### EXCERPT PROVIDED
● ● ● ●

For the reasons stated, the Court of Appeals’ decision that plaintiff’s claim for wrongful discharge should not have been dismissed is reversed. The Court of Appeals’ holding that the complaint states a claim for defamation is affirmed only with respect to the claim against defendant Smitherman. The case is remanded to the Court of Appeals for remand to the superior court for further proceedings against defendant Smitherman only.
REVERSED IN PART.
AFFIRMED IN PART AND REMANDED.
1 This statute provides:
“Appeals to board of education and to superior court. An appeal shall lie from the decision of all school personnel to the appropriate county or city board of education. In all such appeals it shall be the duty of the board of education to see that a proper notice is given to all parties concerned and that a record of the hearing is properly entered in the records of the board conducting the hearing.
The board of education may designate hearing panels composed of not less than two members of the board to hear and act upon such appeals in the name and on behalf of the board of education.
An appeal shall lie from the decision of a county or city board of education to the superior court of the State in any action of a county or city board of education affecting one’s character or right to teach.”

● ● ● ●

### PROBLEM REQUIREMENTS
Please return the entire court opinion excerpt above word for word, with no changes. The items that come next are separate material, unrelated to the court opinion excerpt.

Collected data
● ● ● ●

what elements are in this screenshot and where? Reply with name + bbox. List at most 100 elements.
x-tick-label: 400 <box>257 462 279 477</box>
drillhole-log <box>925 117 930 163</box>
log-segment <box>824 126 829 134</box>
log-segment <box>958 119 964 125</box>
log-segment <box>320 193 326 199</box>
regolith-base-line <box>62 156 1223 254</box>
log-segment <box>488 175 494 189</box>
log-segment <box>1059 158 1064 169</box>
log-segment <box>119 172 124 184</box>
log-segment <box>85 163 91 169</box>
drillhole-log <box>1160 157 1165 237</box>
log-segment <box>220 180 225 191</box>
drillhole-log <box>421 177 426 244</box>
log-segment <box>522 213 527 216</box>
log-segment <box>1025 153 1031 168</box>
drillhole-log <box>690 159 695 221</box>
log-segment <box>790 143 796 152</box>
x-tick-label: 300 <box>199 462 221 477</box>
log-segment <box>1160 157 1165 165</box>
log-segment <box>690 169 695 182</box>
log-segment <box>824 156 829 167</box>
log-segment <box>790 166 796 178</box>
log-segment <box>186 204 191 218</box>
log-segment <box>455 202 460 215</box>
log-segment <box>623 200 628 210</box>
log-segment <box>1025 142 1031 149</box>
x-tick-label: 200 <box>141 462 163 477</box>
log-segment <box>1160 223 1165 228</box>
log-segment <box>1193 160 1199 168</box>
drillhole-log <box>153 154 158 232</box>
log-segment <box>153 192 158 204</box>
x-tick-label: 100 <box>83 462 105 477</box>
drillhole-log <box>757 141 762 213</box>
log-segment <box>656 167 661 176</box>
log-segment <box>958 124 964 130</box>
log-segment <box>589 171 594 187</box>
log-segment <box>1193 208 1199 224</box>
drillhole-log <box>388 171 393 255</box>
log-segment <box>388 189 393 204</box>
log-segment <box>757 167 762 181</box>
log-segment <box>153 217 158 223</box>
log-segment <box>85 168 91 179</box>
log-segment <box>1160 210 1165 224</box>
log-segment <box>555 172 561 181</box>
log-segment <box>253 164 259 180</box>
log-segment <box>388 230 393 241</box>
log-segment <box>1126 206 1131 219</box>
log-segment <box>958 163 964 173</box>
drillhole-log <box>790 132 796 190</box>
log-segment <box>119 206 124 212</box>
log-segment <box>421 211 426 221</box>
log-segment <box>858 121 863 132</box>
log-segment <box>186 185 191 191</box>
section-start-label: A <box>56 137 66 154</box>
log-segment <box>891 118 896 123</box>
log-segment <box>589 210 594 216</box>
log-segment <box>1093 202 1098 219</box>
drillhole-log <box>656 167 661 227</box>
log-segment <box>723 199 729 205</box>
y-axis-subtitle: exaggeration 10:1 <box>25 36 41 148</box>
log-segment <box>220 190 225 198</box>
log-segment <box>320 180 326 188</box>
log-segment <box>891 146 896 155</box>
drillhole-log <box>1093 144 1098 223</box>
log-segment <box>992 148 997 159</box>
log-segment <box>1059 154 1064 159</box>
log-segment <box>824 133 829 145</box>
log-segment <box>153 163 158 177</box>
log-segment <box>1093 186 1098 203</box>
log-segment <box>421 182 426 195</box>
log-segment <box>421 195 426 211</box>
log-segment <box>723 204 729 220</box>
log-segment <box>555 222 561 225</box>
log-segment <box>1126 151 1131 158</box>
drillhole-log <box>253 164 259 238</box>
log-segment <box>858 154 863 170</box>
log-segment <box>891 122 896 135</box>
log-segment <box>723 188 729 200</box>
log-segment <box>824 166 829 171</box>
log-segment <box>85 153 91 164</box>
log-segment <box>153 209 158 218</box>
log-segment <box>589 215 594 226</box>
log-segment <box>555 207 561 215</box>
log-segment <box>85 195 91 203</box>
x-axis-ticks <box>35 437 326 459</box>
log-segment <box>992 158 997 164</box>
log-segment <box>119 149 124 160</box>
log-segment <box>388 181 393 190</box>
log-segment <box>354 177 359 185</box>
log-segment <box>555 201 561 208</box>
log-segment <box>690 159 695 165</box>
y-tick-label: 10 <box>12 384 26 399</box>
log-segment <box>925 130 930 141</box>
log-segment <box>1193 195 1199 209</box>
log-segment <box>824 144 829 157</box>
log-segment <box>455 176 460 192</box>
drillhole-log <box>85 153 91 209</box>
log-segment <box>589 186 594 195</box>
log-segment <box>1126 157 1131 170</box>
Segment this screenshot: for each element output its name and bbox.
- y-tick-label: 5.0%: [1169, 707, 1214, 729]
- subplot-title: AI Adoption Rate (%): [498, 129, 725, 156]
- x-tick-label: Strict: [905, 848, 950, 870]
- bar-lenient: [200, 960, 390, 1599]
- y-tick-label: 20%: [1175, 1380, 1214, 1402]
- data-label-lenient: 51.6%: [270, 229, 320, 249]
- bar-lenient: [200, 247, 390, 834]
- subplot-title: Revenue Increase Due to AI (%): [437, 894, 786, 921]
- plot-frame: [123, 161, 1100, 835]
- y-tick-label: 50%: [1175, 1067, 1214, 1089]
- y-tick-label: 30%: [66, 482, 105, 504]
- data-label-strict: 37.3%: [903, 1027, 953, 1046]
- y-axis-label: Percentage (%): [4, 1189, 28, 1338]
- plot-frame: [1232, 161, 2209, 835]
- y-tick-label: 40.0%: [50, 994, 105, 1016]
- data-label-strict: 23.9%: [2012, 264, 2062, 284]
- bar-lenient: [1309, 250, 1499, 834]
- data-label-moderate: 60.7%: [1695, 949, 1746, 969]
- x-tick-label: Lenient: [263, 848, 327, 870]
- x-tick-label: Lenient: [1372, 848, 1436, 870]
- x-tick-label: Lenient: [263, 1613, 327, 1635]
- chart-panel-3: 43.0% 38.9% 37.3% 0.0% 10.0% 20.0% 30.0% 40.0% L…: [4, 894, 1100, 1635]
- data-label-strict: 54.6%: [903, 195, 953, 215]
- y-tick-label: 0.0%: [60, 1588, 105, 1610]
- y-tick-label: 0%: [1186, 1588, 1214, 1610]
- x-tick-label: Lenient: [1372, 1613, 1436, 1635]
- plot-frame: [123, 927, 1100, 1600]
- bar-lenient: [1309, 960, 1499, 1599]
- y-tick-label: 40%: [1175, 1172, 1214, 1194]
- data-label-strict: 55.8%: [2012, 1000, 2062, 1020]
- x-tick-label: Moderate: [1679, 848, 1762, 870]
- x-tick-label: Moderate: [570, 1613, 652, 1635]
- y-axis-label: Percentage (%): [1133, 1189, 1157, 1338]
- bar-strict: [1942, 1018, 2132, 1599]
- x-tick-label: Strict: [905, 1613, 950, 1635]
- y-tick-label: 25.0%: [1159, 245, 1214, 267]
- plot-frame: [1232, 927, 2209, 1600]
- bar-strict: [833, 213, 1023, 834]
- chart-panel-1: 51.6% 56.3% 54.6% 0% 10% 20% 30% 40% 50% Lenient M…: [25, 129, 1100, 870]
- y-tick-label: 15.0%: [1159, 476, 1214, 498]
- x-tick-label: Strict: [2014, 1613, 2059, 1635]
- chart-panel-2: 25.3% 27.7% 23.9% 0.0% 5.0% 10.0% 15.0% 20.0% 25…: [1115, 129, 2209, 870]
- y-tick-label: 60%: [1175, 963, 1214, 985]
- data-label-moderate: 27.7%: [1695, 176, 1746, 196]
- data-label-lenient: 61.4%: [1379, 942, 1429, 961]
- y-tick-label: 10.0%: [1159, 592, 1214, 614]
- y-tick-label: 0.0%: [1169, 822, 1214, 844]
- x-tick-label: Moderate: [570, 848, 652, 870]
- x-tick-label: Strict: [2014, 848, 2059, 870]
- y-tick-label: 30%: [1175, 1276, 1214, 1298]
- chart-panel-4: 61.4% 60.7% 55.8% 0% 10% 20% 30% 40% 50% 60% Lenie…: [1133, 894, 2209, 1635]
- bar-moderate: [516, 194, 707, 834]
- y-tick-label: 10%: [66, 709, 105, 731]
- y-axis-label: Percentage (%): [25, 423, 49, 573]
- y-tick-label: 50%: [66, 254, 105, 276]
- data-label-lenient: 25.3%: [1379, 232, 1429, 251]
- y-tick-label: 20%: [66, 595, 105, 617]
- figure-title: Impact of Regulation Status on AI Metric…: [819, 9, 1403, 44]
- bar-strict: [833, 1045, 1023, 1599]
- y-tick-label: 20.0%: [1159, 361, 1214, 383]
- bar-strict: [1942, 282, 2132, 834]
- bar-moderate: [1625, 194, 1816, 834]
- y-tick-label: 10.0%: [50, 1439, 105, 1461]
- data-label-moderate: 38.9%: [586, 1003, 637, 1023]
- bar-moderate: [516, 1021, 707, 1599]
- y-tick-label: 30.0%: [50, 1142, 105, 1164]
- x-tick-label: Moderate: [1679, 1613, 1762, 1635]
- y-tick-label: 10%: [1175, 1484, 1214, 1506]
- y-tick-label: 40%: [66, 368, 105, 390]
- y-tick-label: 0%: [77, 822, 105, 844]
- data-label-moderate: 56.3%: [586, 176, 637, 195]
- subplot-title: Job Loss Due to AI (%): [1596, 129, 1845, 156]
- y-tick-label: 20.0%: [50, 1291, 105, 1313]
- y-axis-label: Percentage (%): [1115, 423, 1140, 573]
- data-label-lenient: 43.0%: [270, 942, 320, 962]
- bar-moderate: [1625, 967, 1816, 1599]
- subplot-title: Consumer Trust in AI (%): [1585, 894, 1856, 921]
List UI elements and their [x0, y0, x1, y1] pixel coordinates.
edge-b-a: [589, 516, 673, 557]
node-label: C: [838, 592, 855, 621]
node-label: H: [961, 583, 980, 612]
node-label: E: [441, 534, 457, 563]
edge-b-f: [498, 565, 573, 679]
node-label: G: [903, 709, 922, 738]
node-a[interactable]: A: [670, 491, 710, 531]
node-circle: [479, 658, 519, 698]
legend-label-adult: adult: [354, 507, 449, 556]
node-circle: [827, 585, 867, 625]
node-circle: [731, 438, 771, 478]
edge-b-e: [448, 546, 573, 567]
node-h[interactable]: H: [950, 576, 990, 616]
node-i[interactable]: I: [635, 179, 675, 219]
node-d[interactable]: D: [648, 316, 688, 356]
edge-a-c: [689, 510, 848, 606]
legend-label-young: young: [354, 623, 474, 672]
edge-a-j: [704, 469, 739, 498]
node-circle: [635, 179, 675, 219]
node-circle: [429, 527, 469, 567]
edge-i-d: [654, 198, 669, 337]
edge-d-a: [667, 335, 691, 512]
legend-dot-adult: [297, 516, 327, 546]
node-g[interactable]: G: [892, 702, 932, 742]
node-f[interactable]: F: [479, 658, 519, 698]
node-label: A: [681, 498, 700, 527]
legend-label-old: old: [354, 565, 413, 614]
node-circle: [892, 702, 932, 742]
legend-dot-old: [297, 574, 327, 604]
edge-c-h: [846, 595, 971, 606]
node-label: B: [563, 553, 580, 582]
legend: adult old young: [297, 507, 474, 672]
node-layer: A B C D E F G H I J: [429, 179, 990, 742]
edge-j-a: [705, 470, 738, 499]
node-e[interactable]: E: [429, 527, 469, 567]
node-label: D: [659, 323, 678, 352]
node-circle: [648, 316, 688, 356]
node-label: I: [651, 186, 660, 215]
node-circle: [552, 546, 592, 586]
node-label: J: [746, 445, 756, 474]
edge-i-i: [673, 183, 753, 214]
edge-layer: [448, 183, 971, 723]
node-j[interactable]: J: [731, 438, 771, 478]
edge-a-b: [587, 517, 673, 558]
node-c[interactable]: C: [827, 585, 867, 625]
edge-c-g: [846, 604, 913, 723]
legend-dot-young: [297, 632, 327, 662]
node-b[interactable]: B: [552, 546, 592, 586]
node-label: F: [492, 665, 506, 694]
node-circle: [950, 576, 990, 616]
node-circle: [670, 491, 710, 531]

● ● ● ●

### RESPONSE BOX
For the reasons stated, the Court of Appeals’ decision that plaintiff’s claim for wrongful discharge should not have been dismissed is reversed. The Court of Appeals’ holding that the complaint states a claim for defamation is affirmed only with respect to the claim against defendant Smitherman. The case is remanded to the Court of Appeals for remand to the superior court for further proceedings against defendant Smitherman only.
REVERSED IN PART.
AFFIRMED IN PART AND REMANDED.
1 This statute provides:
“Appeals to board of education and to superior court. An appeal shall lie from the decision of all school personnel to the appropriate county or city board of education. In all such appeals it shall be the duty of the board of education to see that a proper notice is given to all parties concerned and that a record of the hearing is properly entered in the records of the board conducting the hearing.
The board of education may designate hearing panels composed of not less than two members of the board to hear and act upon such appeals in the name and on behalf of the board of education.
An appeal shall lie from the decision of a county or city board of education to the superior court of the State in any action of a county or city board of education affecting one’s character or right to teach.”